*PROMPT*.
Note each line where "Cost" appears, and copy it.

*RECORDS*.
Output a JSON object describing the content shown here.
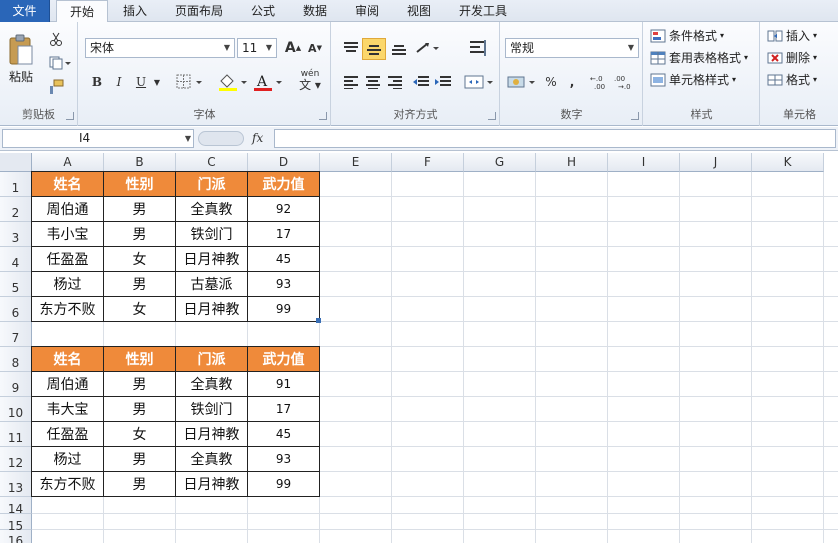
{
  "tabs": [
    {
      "label": "文件"
    },
    {
      "label": "开始"
    },
    {
      "label": "插入"
    },
    {
      "label": "页面布局"
    },
    {
      "label": "公式"
    },
    {
      "label": "数据"
    },
    {
      "label": "审阅"
    },
    {
      "label": "视图"
    },
    {
      "label": "开发工具"
    }
  ],
  "ribbon": {
    "clipboard": {
      "label": "剪贴板",
      "paste": "粘贴"
    },
    "font": {
      "label": "字体",
      "name": "宋体",
      "size": "11",
      "bold": "B",
      "italic": "I",
      "underline": "U",
      "grow": "A",
      "shrink": "A",
      "color_letter": "A",
      "wen": "wén"
    },
    "alignment": {
      "label": "对齐方式"
    },
    "number": {
      "label": "数字",
      "format": "常规",
      "percent": "%",
      "comma": ","
    },
    "styles": {
      "label": "样式",
      "conditional": "条件格式",
      "table_format": "套用表格格式",
      "cell_styles": "单元格样式"
    },
    "cells": {
      "label": "单元格",
      "insert": "插入",
      "delete": "删除",
      "format": "格式"
    }
  },
  "formula_bar": {
    "name_box": "I4",
    "fx": "fx",
    "value": ""
  },
  "columns": [
    "A",
    "B",
    "C",
    "D",
    "E",
    "F",
    "G",
    "H",
    "I",
    "J",
    "K"
  ],
  "rows": [
    "1",
    "2",
    "3",
    "4",
    "5",
    "6",
    "7",
    "8",
    "9",
    "10",
    "11",
    "12",
    "13",
    "14",
    "15",
    "16"
  ],
  "table1": {
    "headers": [
      "姓名",
      "性别",
      "门派",
      "武力值"
    ],
    "rows": [
      [
        "周伯通",
        "男",
        "全真教",
        "92"
      ],
      [
        "韦小宝",
        "男",
        "铁剑门",
        "17"
      ],
      [
        "任盈盈",
        "女",
        "日月神教",
        "45"
      ],
      [
        "杨过",
        "男",
        "古墓派",
        "93"
      ],
      [
        "东方不败",
        "女",
        "日月神教",
        "99"
      ]
    ]
  },
  "table2": {
    "headers": [
      "姓名",
      "性别",
      "门派",
      "武力值"
    ],
    "rows": [
      [
        "周伯通",
        "男",
        "全真教",
        "91"
      ],
      [
        "韦大宝",
        "男",
        "铁剑门",
        "17"
      ],
      [
        "任盈盈",
        "女",
        "日月神教",
        "45"
      ],
      [
        "杨过",
        "男",
        "全真教",
        "93"
      ],
      [
        "东方不败",
        "男",
        "日月神教",
        "99"
      ]
    ]
  },
  "colors": {
    "header_fill": "#ef8a3a",
    "file_tab": "#2a66b8"
  }
}
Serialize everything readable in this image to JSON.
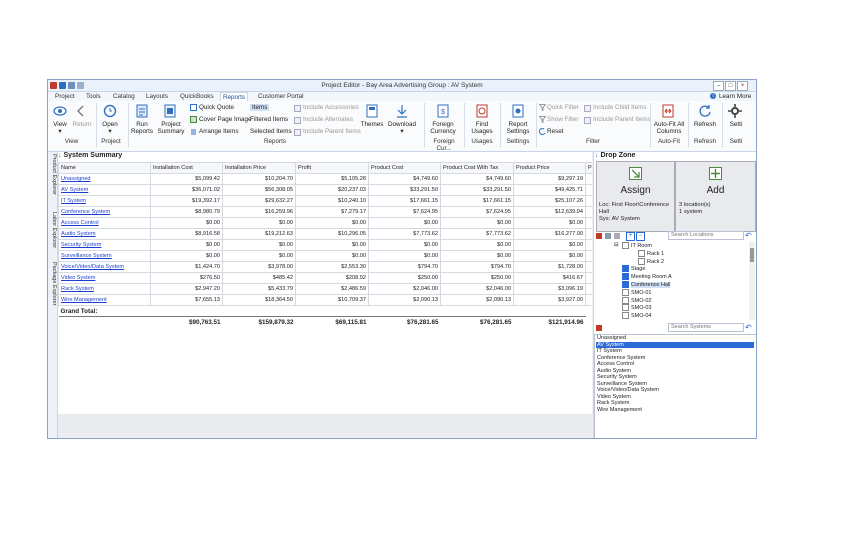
{
  "window": {
    "title": "Project Editor - Bay Area Advertising Group : AV System",
    "learn_more": "Learn More"
  },
  "menu_tabs": [
    "Project",
    "Tools",
    "Catalog",
    "Layouts",
    "QuickBooks",
    "Reports",
    "Customer Portal"
  ],
  "ribbon": {
    "view": {
      "view": "View",
      "return": "Return",
      "group": "View"
    },
    "project": {
      "open": "Open",
      "group": "Project"
    },
    "reports": {
      "run_reports": "Run Reports",
      "project_summary": "Project Summary",
      "quick_quote": "Quick Quote",
      "cover_page_image": "Cover Page Image",
      "arrange_items": "Arrange Items",
      "items": "Items",
      "filtered_items": "Filtered Items",
      "selected_items": "Selected Items",
      "include_accessories": "Include Accessories",
      "include_alternates": "Include Alternates",
      "include_parent_items": "Include Parent Items",
      "themes": "Themes",
      "download": "Download",
      "group": "Reports"
    },
    "foreign_currency": {
      "label": "Foreign Currency",
      "group": "Foreign Cur..."
    },
    "usages": {
      "find_usages": "Find Usages",
      "group": "Usages"
    },
    "settings": {
      "report_settings": "Report Settings",
      "group": "Settings"
    },
    "filter": {
      "quick_filter": "Quick Filter",
      "show_filter": "Show Filter",
      "reset": "Reset",
      "include_child_items": "Include Child Items",
      "include_parent_items": "Include Parent Items",
      "group": "Filter"
    },
    "autofit": {
      "label": "Auto-Fit All Columns",
      "group": "Auto-Fit"
    },
    "refresh": {
      "label": "Refresh",
      "group": "Refresh"
    },
    "settings2": {
      "label": "Setti",
      "group": "Setti"
    }
  },
  "side_tabs": [
    "Product Explorer",
    "Labor Explorer",
    "Package Explorer"
  ],
  "summary": {
    "title": "System Summary",
    "columns": [
      "Name",
      "Installation Cost",
      "Installation Price",
      "Profit",
      "Product Cost",
      "Product Cost With Tax",
      "Product Price",
      "P"
    ],
    "rows": [
      [
        "Unassigned",
        "$5,099.42",
        "$10,204.70",
        "$5,105.28",
        "$4,749.60",
        "$4,749.60",
        "$9,297.19"
      ],
      [
        "AV System",
        "$36,071.02",
        "$56,308.05",
        "$20,237.03",
        "$33,291.50",
        "$33,291.50",
        "$49,425.71"
      ],
      [
        "IT System",
        "$19,392.17",
        "$29,632.27",
        "$10,240.10",
        "$17,661.15",
        "$17,661.15",
        "$25,107.26"
      ],
      [
        "Conference System",
        "$8,980.79",
        "$16,259.96",
        "$7,279.17",
        "$7,624.95",
        "$7,624.95",
        "$12,639.94"
      ],
      [
        "Access Control",
        "$0.00",
        "$0.00",
        "$0.00",
        "$0.00",
        "$0.00",
        "$0.00"
      ],
      [
        "Audio System",
        "$8,916.58",
        "$19,212.63",
        "$10,296.05",
        "$7,773.62",
        "$7,773.62",
        "$16,277.00"
      ],
      [
        "Security System",
        "$0.00",
        "$0.00",
        "$0.00",
        "$0.00",
        "$0.00",
        "$0.00"
      ],
      [
        "Surveillance System",
        "$0.00",
        "$0.00",
        "$0.00",
        "$0.00",
        "$0.00",
        "$0.00"
      ],
      [
        "Voice/Video/Data System",
        "$1,424.70",
        "$3,978.00",
        "$2,553.30",
        "$794.70",
        "$794.70",
        "$1,728.00"
      ],
      [
        "Video System",
        "$276.50",
        "$485.42",
        "$208.92",
        "$250.00",
        "$250.00",
        "$416.67"
      ],
      [
        "Rack System",
        "$2,947.20",
        "$5,433.79",
        "$2,486.59",
        "$2,046.00",
        "$2,046.00",
        "$3,096.19"
      ],
      [
        "Wire Management",
        "$7,655.13",
        "$18,364.50",
        "$10,709.37",
        "$2,090.13",
        "$2,090.13",
        "$3,927.00"
      ]
    ],
    "grand_total_label": "Grand Total:",
    "grand_totals": [
      "$90,763.51",
      "$159,879.32",
      "$69,115.81",
      "$76,281.65",
      "$76,281.65",
      "$121,914.96"
    ]
  },
  "dropzone": {
    "title": "Drop Zone",
    "assign": "Assign",
    "add": "Add",
    "loc_line1": "Loc: First Floor\\Conference",
    "loc_line2": "Hall",
    "sys_line": "Sys: AV System",
    "count_line1": "3 location(s)",
    "count_line2": "1 system",
    "search_locations": "Search Locations",
    "search_systems": "Search Systems",
    "tree": [
      {
        "label": "IT Room",
        "checked": false,
        "indent": 1
      },
      {
        "label": "Rack 1",
        "checked": false,
        "indent": 2
      },
      {
        "label": "Rack 2",
        "checked": false,
        "indent": 2
      },
      {
        "label": "Stage",
        "checked": true,
        "indent": 1
      },
      {
        "label": "Meeting Room A",
        "checked": true,
        "indent": 1
      },
      {
        "label": "Conference Hall",
        "checked": true,
        "indent": 1
      },
      {
        "label": "SMO-01",
        "checked": false,
        "indent": 1
      },
      {
        "label": "SMO-02",
        "checked": false,
        "indent": 1
      },
      {
        "label": "SMO-03",
        "checked": false,
        "indent": 1
      },
      {
        "label": "SMO-04",
        "checked": false,
        "indent": 1
      }
    ],
    "systems": [
      "Unassigned",
      "AV System",
      "IT System",
      "Conference System",
      "Access Control",
      "Audio System",
      "Security System",
      "Surveillance System",
      "Voice/Video/Data System",
      "Video System",
      "Rack System",
      "Wire Management"
    ],
    "selected_system": "AV System"
  },
  "colors": {
    "accent": "#2a6ad6",
    "link": "#1a3ecf",
    "frame": "#8aa4c8"
  }
}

*IN RESPONSE*.
      "Installation Cost",
      "Product Cost",
      "Product Cost With Tax",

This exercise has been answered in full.